# [GIVEN REQUEST]
Report every line from the material that contains the word "callout".

# [Entries with figure data]
◇ ◇ ◇ ◇

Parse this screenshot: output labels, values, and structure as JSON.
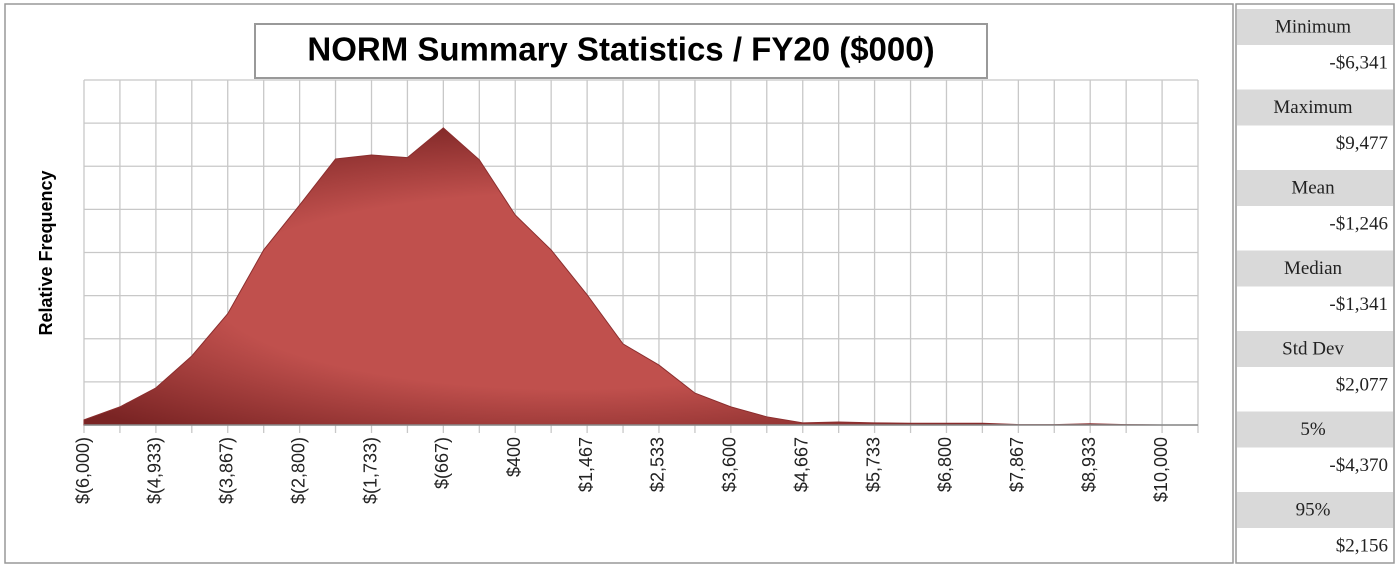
{
  "chart_data": {
    "type": "area",
    "title": "NORM Summary Statistics / FY20 ($000)",
    "y_label": "Relative Frequency",
    "color": "#c0504d",
    "x": [
      -6000,
      -5467,
      -4933,
      -4400,
      -3867,
      -3333,
      -2800,
      -2267,
      -1733,
      -1200,
      -667,
      -133,
      400,
      933,
      1467,
      2000,
      2533,
      3067,
      3600,
      4133,
      4667,
      5200,
      5733,
      6267,
      6800,
      7333,
      7867,
      8400,
      8933,
      9467,
      10000
    ],
    "values": [
      0.12,
      0.42,
      0.86,
      1.6,
      2.58,
      4.06,
      5.1,
      6.17,
      6.26,
      6.2,
      6.89,
      6.15,
      4.87,
      4.06,
      3.02,
      1.88,
      1.39,
      0.74,
      0.42,
      0.19,
      0.05,
      0.07,
      0.05,
      0.04,
      0.04,
      0.04,
      0.01,
      0.01,
      0.03,
      0.01,
      0
    ],
    "xlim": [
      -6000,
      10533
    ],
    "xticks": [
      {
        "value": -6000,
        "label": "$(6,000)"
      },
      {
        "value": -4933,
        "label": "$(4,933)"
      },
      {
        "value": -3867,
        "label": "$(3,867)"
      },
      {
        "value": -2800,
        "label": "$(2,800)"
      },
      {
        "value": -1733,
        "label": "$(1,733)"
      },
      {
        "value": -667,
        "label": "$(667)"
      },
      {
        "value": 400,
        "label": "$400"
      },
      {
        "value": 1467,
        "label": "$1,467"
      },
      {
        "value": 2533,
        "label": "$2,533"
      },
      {
        "value": 3600,
        "label": "$3,600"
      },
      {
        "value": 4667,
        "label": "$4,667"
      },
      {
        "value": 5733,
        "label": "$5,733"
      },
      {
        "value": 6800,
        "label": "$6,800"
      },
      {
        "value": 7867,
        "label": "$7,867"
      },
      {
        "value": 8933,
        "label": "$8,933"
      },
      {
        "value": 10000,
        "label": "$10,000"
      }
    ],
    "xminorticks": [
      -5467,
      -4400,
      -3333,
      -2267,
      -1200,
      -133,
      933,
      2000,
      3067,
      4133,
      5200,
      6267,
      7333,
      8400,
      9467,
      10533
    ],
    "ylim": [
      0,
      8
    ],
    "yticks": [
      0,
      1,
      2,
      3,
      4,
      5,
      6,
      7,
      8
    ],
    "grid": true
  },
  "stats": [
    {
      "label": "Minimum",
      "value": "-$6,341"
    },
    {
      "label": "Maximum",
      "value": "$9,477"
    },
    {
      "label": "Mean",
      "value": "-$1,246"
    },
    {
      "label": "Median",
      "value": "-$1,341"
    },
    {
      "label": "Std Dev",
      "value": "$2,077"
    },
    {
      "label": "5%",
      "value": "-$4,370"
    },
    {
      "label": "95%",
      "value": "$2,156"
    }
  ]
}
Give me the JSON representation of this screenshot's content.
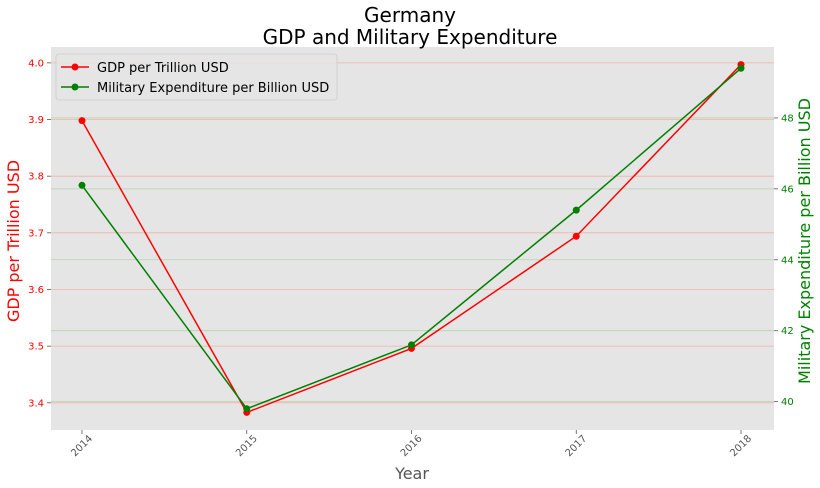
{
  "chart_data": {
    "type": "line",
    "title_line1": "Germany",
    "title_line2": "GDP and Military Expenditure",
    "xlabel": "Year",
    "x": [
      "2014",
      "2015",
      "2016",
      "2017",
      "2018"
    ],
    "series": [
      {
        "name": "GDP per Trillion USD",
        "axis": "left",
        "color": "#ff0000",
        "values": [
          3.898,
          3.383,
          3.496,
          3.694,
          3.997
        ]
      },
      {
        "name": "Military Expenditure per Billion USD",
        "axis": "right",
        "color": "#008000",
        "values": [
          46.1,
          39.8,
          41.6,
          45.4,
          49.4
        ]
      }
    ],
    "left_axis": {
      "label": "GDP per Trillion USD",
      "color": "#ff0000",
      "ticks": [
        3.4,
        3.5,
        3.6,
        3.7,
        3.8,
        3.9,
        4.0
      ],
      "tick_labels": [
        "3.4",
        "3.5",
        "3.6",
        "3.7",
        "3.8",
        "3.9",
        "4.0"
      ],
      "ylim": [
        3.352,
        4.028
      ]
    },
    "right_axis": {
      "label": "Military Expenditure per Billion USD",
      "color": "#008000",
      "ticks": [
        40,
        42,
        44,
        46,
        48
      ],
      "tick_labels": [
        "40",
        "42",
        "44",
        "46",
        "48"
      ],
      "ylim": [
        39.2,
        50.0
      ]
    },
    "grid": true,
    "legend_position": "upper-left",
    "background": "#e5e5e5"
  }
}
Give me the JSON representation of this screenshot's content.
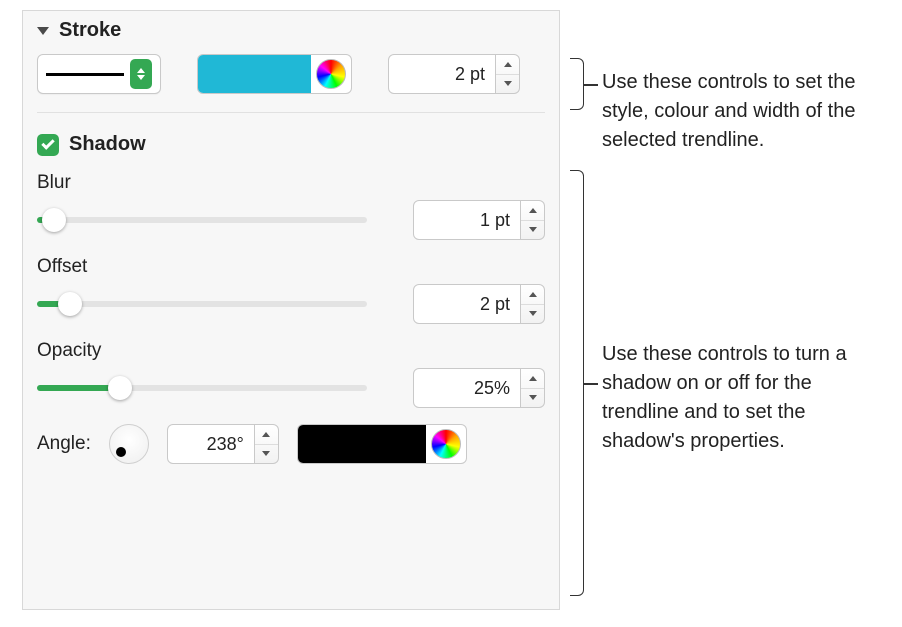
{
  "stroke": {
    "header": "Stroke",
    "width_value": "2 pt",
    "color": "#20b8d6",
    "callout": "Use these controls to set the style, colour and width of the selected trendline."
  },
  "shadow": {
    "label": "Shadow",
    "checked": true,
    "blur": {
      "label": "Blur",
      "value": "1 pt",
      "percent": 5
    },
    "offset": {
      "label": "Offset",
      "value": "2 pt",
      "percent": 10
    },
    "opacity": {
      "label": "Opacity",
      "value": "25%",
      "percent": 25
    },
    "angle": {
      "label": "Angle:",
      "value": "238°"
    },
    "color": "#000000",
    "callout": "Use these controls to turn a shadow on or off for the trendline and to set the shadow's properties."
  },
  "colors": {
    "accent": "#34a853"
  }
}
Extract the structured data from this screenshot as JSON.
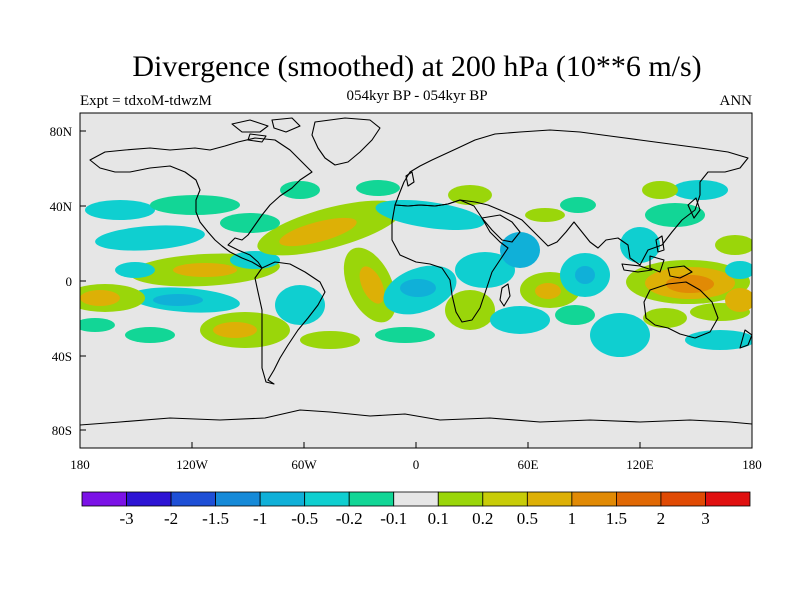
{
  "header": {
    "title": "Divergence (smoothed) at 200 hPa (10**6 m/s)",
    "subtitle": "054kyr BP - 054kyr BP",
    "left_label": "Expt = tdxoM-tdwzM",
    "right_label": "ANN"
  },
  "axes": {
    "lat_ticks": [
      "80N",
      "40N",
      "0",
      "40S",
      "80S"
    ],
    "lon_ticks": [
      "180",
      "120W",
      "60W",
      "0",
      "60E",
      "120E",
      "180"
    ]
  },
  "colors": {
    "background": "#e6e6e6",
    "coast": "#000000"
  },
  "colorbar": {
    "colors": [
      "#7b12e6",
      "#2d14d4",
      "#1e4fd6",
      "#168ad8",
      "#10b0d8",
      "#0fcfd0",
      "#12d696",
      "#e6e6e6",
      "#9ad60a",
      "#c8cc08",
      "#ddb006",
      "#e18a05",
      "#e06804",
      "#e04a04",
      "#e01010"
    ],
    "labels": [
      "-3",
      "-2",
      "-1.5",
      "-1",
      "-0.5",
      "-0.2",
      "-0.1",
      "0.1",
      "0.2",
      "0.5",
      "1",
      "1.5",
      "2",
      "3"
    ]
  }
}
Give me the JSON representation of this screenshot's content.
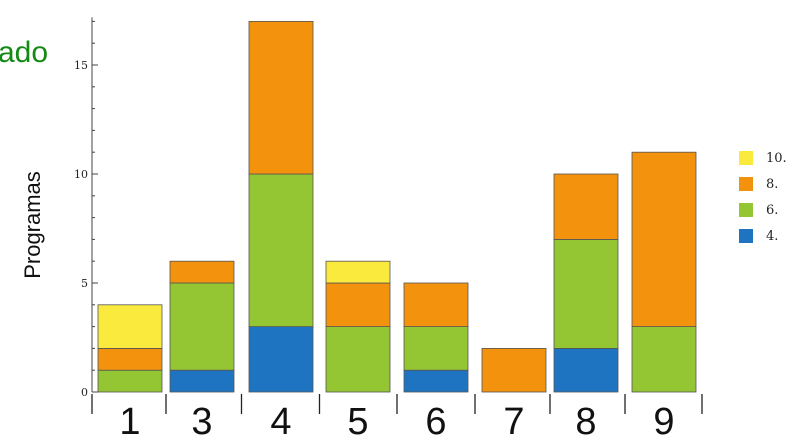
{
  "header_fragment": "",
  "side_fragment": "ado",
  "chart_data": {
    "type": "bar",
    "stacked": true,
    "categories": [
      "1",
      "3",
      "4",
      "5",
      "6",
      "7",
      "8",
      "9"
    ],
    "series": [
      {
        "name": "4.",
        "color": "#1f74c2",
        "values": [
          0,
          1,
          3,
          0,
          1,
          0,
          2,
          0
        ]
      },
      {
        "name": "6.",
        "color": "#94c532",
        "values": [
          1,
          4,
          7,
          3,
          2,
          0,
          5,
          3
        ]
      },
      {
        "name": "8.",
        "color": "#f2920d",
        "values": [
          1,
          1,
          7,
          2,
          2,
          2,
          3,
          8
        ]
      },
      {
        "name": "10.",
        "color": "#fbea3e",
        "values": [
          2,
          0,
          0,
          1,
          0,
          0,
          0,
          0
        ]
      }
    ],
    "ylabel": "Programas",
    "ylim": [
      0,
      17
    ],
    "yticks": [
      "0",
      "5",
      "10",
      "15"
    ],
    "legend_position": "right"
  }
}
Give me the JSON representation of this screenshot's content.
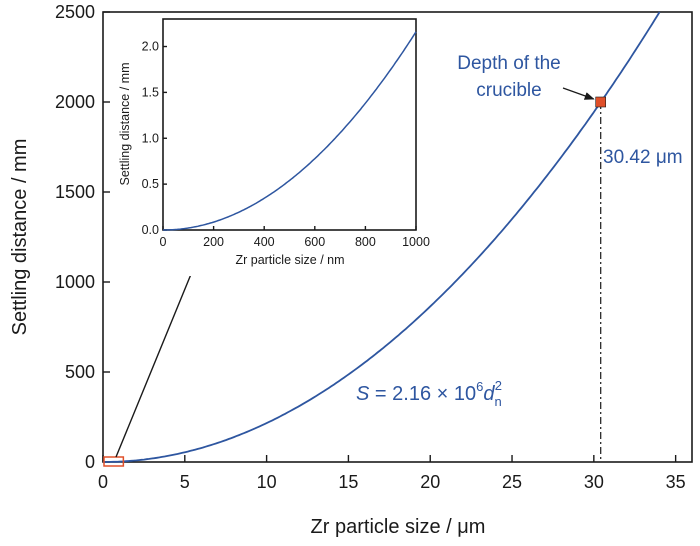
{
  "chart_data": [
    {
      "type": "line",
      "xlabel": "Zr particle size / μm",
      "ylabel": "Settling distance / mm",
      "xlim": [
        0,
        36
      ],
      "ylim": [
        0,
        2500
      ],
      "xticks": [
        0,
        5,
        10,
        15,
        20,
        25,
        30,
        35
      ],
      "yticks": [
        0,
        500,
        1000,
        1500,
        2000,
        2500
      ],
      "coefficient": 2.16,
      "series": [
        {
          "color": "#2e56a0",
          "x_range": [
            0,
            34.5
          ]
        }
      ],
      "equation": {
        "lhs": "S",
        "eq": " = 2.16 × 10",
        "exp": "6",
        "var": "d",
        "sub": "n",
        "sup": "2"
      },
      "marker": {
        "x": 30.42,
        "y": 2000,
        "color": "#e0502a"
      },
      "annotations": {
        "depth_line1": "Depth of the",
        "depth_line2": "crucible",
        "size_label": "30.42 μm"
      },
      "zoom_box": {
        "x": [
          0,
          1
        ],
        "y": [
          0,
          30
        ],
        "color": "#e0502a"
      },
      "grid": false
    },
    {
      "type": "line",
      "xlabel": "Zr particle size / nm",
      "ylabel": "Settling distance / mm",
      "xlim": [
        0,
        1000
      ],
      "ylim": [
        0,
        2.3
      ],
      "xticks": [
        0,
        200,
        400,
        600,
        800,
        1000
      ],
      "yticks": [
        0.0,
        0.5,
        1.0,
        1.5,
        2.0
      ],
      "ytick_labels": [
        "0.0",
        "0.5",
        "1.0",
        "1.5",
        "2.0"
      ],
      "coefficient": 2.16,
      "series": [
        {
          "color": "#2e56a0",
          "x_range": [
            0,
            1000
          ]
        }
      ],
      "grid": false
    }
  ]
}
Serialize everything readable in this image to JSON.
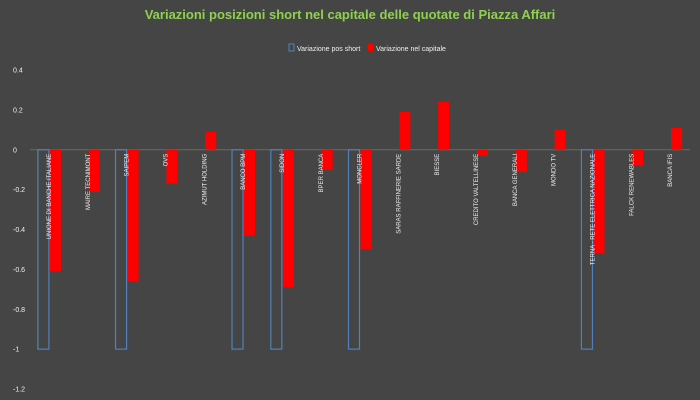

◇ ◇ ◇ ◇

# [EXERCISE RESULT]
    "callout": "Use these controls to set the style, colour and width of the selected trendline."
    "callout": "Use these controls to turn a shadow on or off for the trendline and to set the shadow's properties."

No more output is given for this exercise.